* _Selected text_
Our final activity of the evening was a game called “Friendly/Not Friendly” (from GSRV). I put a strip of masking tape down the middle of the room and had the girls stand on it. I read out a short scenario, and they had to jump to one side of the tape if it was “friendly” or the other side of the tape if it was “not friendly”.

Because we had a little bit of time left over, I read the second book, Princess Hyacinth. Doing it over, I would have skipped it because it was long enough that after a meeting chock full of fun, the girls were ready to be done.

We ended with our Closing Circle, singing “Make New Friends”, doing the friendship squeeze, and turning out.

Daisies 10/5/15 – Promise Center

Last night was our first *actual* Daisy meeting. My troop is now at capacity (12 girls), though only 11 girls were present. It was also an incredibly stress-free meeting, which I’m chalking up to a combo of 1.) being a new situation for the girls, so their behavior was better, 2.) my experience as a children’s librarian, and 3.) I was a Daisy leader for my older daughter as well. These girls will benefit from the mistakes I made with Bean’s troop.

* _Provided information_

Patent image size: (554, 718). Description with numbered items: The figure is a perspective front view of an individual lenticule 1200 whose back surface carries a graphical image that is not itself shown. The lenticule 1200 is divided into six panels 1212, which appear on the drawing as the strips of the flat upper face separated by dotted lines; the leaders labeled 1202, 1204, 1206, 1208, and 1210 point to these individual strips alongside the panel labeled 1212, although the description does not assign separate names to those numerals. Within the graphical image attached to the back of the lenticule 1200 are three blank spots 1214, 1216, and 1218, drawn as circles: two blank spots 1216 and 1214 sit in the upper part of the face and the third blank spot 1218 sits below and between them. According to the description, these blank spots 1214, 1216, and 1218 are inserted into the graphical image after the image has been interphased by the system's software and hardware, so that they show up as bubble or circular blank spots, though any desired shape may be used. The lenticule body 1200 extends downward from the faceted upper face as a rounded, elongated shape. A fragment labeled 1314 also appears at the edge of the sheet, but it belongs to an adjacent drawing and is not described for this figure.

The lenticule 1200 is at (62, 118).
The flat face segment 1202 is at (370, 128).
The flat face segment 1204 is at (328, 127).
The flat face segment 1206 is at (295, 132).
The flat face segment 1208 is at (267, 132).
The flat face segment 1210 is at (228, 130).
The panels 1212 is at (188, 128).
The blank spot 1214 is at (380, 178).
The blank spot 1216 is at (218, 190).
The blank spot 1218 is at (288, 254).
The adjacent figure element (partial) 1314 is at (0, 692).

---

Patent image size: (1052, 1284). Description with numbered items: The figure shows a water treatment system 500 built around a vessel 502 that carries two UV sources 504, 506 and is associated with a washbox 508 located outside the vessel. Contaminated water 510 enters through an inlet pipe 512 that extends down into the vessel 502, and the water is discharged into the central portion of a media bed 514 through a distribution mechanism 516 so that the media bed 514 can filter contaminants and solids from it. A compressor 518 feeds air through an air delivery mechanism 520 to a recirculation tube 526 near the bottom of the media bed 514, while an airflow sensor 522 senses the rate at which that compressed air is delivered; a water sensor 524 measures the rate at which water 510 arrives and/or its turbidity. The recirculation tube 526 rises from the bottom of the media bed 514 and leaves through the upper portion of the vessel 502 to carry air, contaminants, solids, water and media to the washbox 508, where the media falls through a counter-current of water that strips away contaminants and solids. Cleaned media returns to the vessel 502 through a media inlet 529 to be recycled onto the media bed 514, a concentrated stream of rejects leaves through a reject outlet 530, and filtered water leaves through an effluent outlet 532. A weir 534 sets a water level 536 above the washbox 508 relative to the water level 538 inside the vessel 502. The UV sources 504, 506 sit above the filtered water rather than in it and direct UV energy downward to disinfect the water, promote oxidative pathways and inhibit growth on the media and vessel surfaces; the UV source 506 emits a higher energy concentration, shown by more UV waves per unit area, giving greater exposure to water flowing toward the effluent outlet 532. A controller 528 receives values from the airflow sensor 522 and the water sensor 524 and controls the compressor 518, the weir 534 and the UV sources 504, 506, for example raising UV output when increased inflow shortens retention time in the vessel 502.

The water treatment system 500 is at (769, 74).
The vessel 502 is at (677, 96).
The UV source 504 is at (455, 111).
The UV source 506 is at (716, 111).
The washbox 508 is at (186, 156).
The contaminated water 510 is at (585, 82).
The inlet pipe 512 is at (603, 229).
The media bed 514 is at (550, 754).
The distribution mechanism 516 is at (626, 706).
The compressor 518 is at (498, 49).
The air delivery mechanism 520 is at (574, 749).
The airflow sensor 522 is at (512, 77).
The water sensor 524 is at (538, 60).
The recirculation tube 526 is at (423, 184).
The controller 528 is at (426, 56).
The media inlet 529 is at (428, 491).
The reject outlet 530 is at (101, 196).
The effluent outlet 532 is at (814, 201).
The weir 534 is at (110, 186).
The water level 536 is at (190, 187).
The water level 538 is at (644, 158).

* _Work to do_
A: In the account of the Daisy troop meetings, why would the writer skip reading Princess Hyacinth if doing that meeting over? Answer in one to three sentences.
B: Answer these questions from the account of the Daisy troop meetings:
(i) What did the writer put down the middle of the room for the "Friendly/Not Friendly" game?
(ii) Which song was sung during the Closing Circle?
(iii) How many girls were present at the first actual Daisy meeting?

* _Full solutions_
A: The book was long. After a meeting full of fun, the girls were ready to be done.

B:
(i) A strip of masking tape
(ii) "Make New Friends"
(iii) 11